Data excerpts
★ ★ ★

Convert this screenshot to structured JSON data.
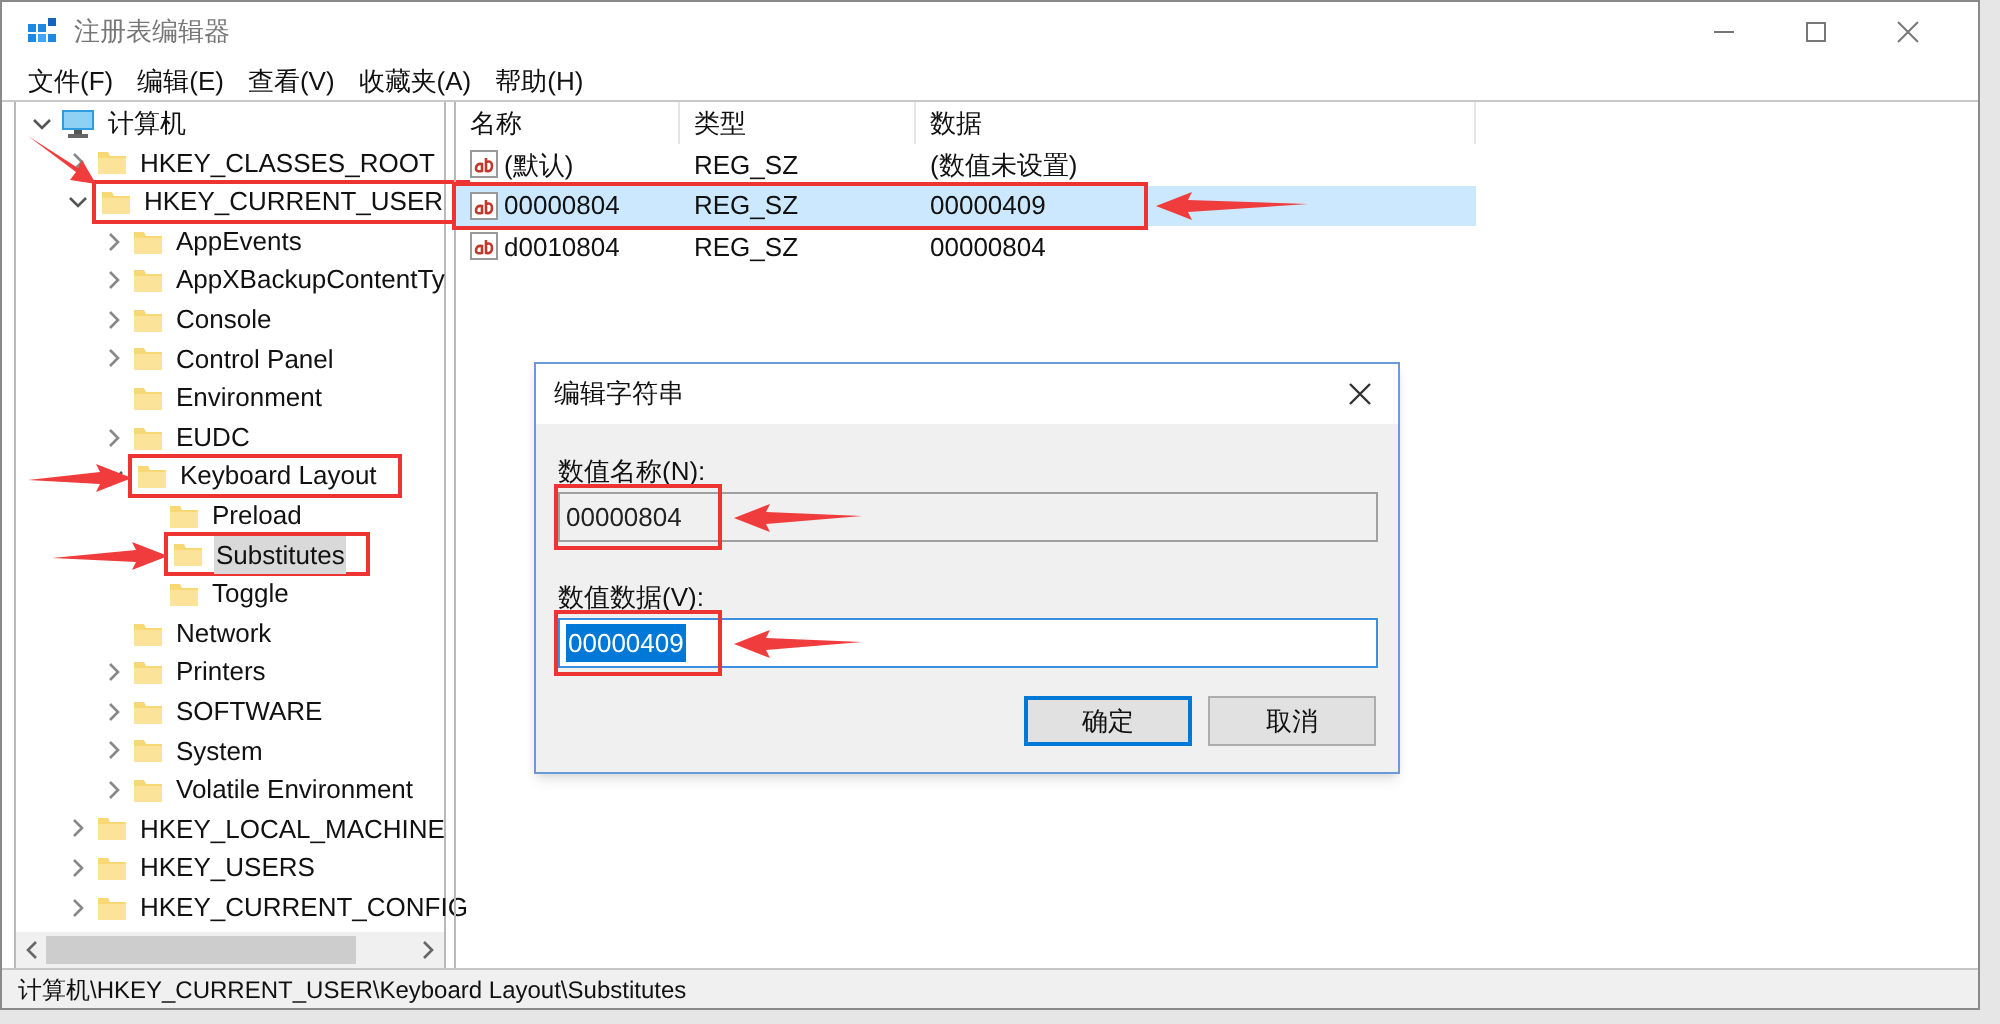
{
  "window": {
    "title": "注册表编辑器"
  },
  "menu": [
    "文件(F)",
    "编辑(E)",
    "查看(V)",
    "收藏夹(A)",
    "帮助(H)"
  ],
  "tree": [
    {
      "label": "计算机",
      "kind": "computer",
      "expanded": true,
      "selected": false,
      "marked": false,
      "children": [
        {
          "label": "HKEY_CLASSES_ROOT",
          "kind": "folder",
          "expandable": true,
          "expanded": false,
          "selected": false,
          "marked": false
        },
        {
          "label": "HKEY_CURRENT_USER",
          "kind": "folder",
          "expanded": true,
          "selected": false,
          "marked": true,
          "children": [
            {
              "label": "AppEvents",
              "kind": "folder",
              "expandable": true,
              "expanded": false,
              "selected": false,
              "marked": false
            },
            {
              "label": "AppXBackupContentTy",
              "kind": "folder",
              "expandable": true,
              "expanded": false,
              "selected": false,
              "marked": false
            },
            {
              "label": "Console",
              "kind": "folder",
              "expandable": true,
              "expanded": false,
              "selected": false,
              "marked": false
            },
            {
              "label": "Control Panel",
              "kind": "folder",
              "expandable": true,
              "expanded": false,
              "selected": false,
              "marked": false
            },
            {
              "label": "Environment",
              "kind": "folder",
              "expandable": false,
              "expanded": false,
              "selected": false,
              "marked": false
            },
            {
              "label": "EUDC",
              "kind": "folder",
              "expandable": true,
              "expanded": false,
              "selected": false,
              "marked": false
            },
            {
              "label": "Keyboard Layout",
              "kind": "folder",
              "expanded": true,
              "selected": false,
              "marked": true,
              "children": [
                {
                  "label": "Preload",
                  "kind": "folder",
                  "expandable": false,
                  "expanded": false,
                  "selected": false,
                  "marked": false
                },
                {
                  "label": "Substitutes",
                  "kind": "folder",
                  "expandable": false,
                  "expanded": false,
                  "selected": true,
                  "marked": true
                },
                {
                  "label": "Toggle",
                  "kind": "folder",
                  "expandable": false,
                  "expanded": false,
                  "selected": false,
                  "marked": false
                }
              ]
            },
            {
              "label": "Network",
              "kind": "folder",
              "expandable": false,
              "expanded": false,
              "selected": false,
              "marked": false
            },
            {
              "label": "Printers",
              "kind": "folder",
              "expandable": true,
              "expanded": false,
              "selected": false,
              "marked": false
            },
            {
              "label": "SOFTWARE",
              "kind": "folder",
              "expandable": true,
              "expanded": false,
              "selected": false,
              "marked": false
            },
            {
              "label": "System",
              "kind": "folder",
              "expandable": true,
              "expanded": false,
              "selected": false,
              "marked": false
            },
            {
              "label": "Volatile Environment",
              "kind": "folder",
              "expandable": true,
              "expanded": false,
              "selected": false,
              "marked": false
            }
          ]
        },
        {
          "label": "HKEY_LOCAL_MACHINE",
          "kind": "folder",
          "expandable": true,
          "expanded": false,
          "selected": false,
          "marked": false
        },
        {
          "label": "HKEY_USERS",
          "kind": "folder",
          "expandable": true,
          "expanded": false,
          "selected": false,
          "marked": false
        },
        {
          "label": "HKEY_CURRENT_CONFIG",
          "kind": "folder",
          "expandable": true,
          "expanded": false,
          "selected": false,
          "marked": false
        }
      ]
    }
  ],
  "table": {
    "columns": [
      "名称",
      "类型",
      "数据"
    ],
    "rows": [
      {
        "cells": [
          "(默认)",
          "REG_SZ",
          "(数值未设置)"
        ],
        "selected": false,
        "marked": false
      },
      {
        "cells": [
          "00000804",
          "REG_SZ",
          "00000409"
        ],
        "selected": true,
        "marked": true
      },
      {
        "cells": [
          "d0010804",
          "REG_SZ",
          "00000804"
        ],
        "selected": false,
        "marked": false
      }
    ]
  },
  "dialog": {
    "title": "编辑字符串",
    "fields": [
      {
        "label": "数值名称(N):",
        "value": "00000804",
        "disabled": true,
        "marked": true
      },
      {
        "label": "数值数据(V):",
        "value": "00000409",
        "disabled": false,
        "marked": true
      }
    ],
    "buttons": [
      {
        "label": "确定",
        "default": true
      },
      {
        "label": "取消",
        "default": false
      }
    ]
  },
  "status_bar": "计算机\\HKEY_CURRENT_USER\\Keyboard Layout\\Substitutes"
}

★ ★ ★

▸ **WHAT IS ASKED**
Identify each line in the records above that contains the word "Keyboard", and copy it out in full.

▸ **FINISHED EXERCISE**
              "label": "Keyboard Layout",
  "status_bar": "计算机\\HKEY_CURRENT_USER\\Keyboard Layout\\Substitutes"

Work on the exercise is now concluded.